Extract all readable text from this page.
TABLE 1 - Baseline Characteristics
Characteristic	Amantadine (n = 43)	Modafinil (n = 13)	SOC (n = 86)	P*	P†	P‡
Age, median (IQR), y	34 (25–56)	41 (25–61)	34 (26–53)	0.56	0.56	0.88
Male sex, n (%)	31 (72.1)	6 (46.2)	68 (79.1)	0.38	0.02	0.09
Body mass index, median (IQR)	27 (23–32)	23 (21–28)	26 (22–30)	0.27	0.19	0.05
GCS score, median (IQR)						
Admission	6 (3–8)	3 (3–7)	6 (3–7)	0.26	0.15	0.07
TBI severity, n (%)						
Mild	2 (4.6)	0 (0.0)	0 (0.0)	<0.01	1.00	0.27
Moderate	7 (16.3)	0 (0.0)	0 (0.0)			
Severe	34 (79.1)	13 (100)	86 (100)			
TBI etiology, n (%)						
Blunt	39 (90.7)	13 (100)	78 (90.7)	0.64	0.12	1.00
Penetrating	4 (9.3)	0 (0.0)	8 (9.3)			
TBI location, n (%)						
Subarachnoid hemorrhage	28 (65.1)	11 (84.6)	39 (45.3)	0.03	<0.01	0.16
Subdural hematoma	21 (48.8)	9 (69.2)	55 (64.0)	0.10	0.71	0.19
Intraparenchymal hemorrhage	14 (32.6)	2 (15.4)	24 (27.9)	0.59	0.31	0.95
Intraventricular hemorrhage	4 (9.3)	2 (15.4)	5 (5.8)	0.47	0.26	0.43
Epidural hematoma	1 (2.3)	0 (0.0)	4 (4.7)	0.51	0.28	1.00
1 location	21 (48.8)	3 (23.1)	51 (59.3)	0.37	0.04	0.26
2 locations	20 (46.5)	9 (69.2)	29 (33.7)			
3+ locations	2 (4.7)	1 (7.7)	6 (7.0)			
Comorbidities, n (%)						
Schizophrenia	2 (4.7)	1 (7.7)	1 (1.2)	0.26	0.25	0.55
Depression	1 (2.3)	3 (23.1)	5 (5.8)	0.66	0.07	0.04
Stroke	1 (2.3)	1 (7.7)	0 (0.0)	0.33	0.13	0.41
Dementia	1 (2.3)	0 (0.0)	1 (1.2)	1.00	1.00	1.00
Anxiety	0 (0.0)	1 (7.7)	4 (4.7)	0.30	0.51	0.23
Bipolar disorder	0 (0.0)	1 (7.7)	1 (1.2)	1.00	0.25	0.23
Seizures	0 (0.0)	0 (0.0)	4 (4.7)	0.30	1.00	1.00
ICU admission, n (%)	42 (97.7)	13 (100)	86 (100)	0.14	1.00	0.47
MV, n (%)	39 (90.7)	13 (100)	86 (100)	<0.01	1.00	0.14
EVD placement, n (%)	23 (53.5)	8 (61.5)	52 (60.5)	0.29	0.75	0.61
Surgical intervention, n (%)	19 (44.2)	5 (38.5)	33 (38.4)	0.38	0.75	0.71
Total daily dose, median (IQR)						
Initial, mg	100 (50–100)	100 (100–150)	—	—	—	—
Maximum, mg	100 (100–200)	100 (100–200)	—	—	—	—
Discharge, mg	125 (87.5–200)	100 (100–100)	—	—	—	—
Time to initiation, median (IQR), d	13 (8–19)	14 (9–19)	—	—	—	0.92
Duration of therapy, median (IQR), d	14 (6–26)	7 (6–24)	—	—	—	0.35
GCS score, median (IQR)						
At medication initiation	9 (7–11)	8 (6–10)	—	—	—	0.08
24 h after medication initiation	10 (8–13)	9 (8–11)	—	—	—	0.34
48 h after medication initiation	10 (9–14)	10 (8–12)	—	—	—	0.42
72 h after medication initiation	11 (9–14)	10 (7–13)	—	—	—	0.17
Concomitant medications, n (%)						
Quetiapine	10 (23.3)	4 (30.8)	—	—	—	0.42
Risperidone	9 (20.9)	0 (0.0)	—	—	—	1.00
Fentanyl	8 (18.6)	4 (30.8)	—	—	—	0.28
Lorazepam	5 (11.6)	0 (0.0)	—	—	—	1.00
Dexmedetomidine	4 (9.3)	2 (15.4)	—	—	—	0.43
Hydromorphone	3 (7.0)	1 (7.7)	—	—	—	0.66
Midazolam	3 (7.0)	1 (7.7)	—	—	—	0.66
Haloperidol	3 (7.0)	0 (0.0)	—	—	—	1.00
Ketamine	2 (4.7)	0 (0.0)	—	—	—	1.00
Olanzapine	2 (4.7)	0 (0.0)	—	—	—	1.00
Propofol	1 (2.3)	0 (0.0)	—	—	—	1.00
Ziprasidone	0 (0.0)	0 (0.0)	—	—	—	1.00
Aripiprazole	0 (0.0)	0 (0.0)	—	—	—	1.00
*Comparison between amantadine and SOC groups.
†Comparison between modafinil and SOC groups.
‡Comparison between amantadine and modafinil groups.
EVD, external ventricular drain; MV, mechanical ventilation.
-------------------------
▶ [Problem]: Select every line of the material above holding the word "hemorrhage" and copy it.

▶ [Response]:
Subarachnoid hemorrhage	28 (65.1)	11 (84.6)	39 (45.3)	0.03	<0.01	0.16
Intraparenchymal hemorrhage	14 (32.6)	2 (15.4)	24 (27.9)	0.59	0.31	0.95
Intraventricular hemorrhage	4 (9.3)	2 (15.4)	5 (5.8)	0.47	0.26	0.43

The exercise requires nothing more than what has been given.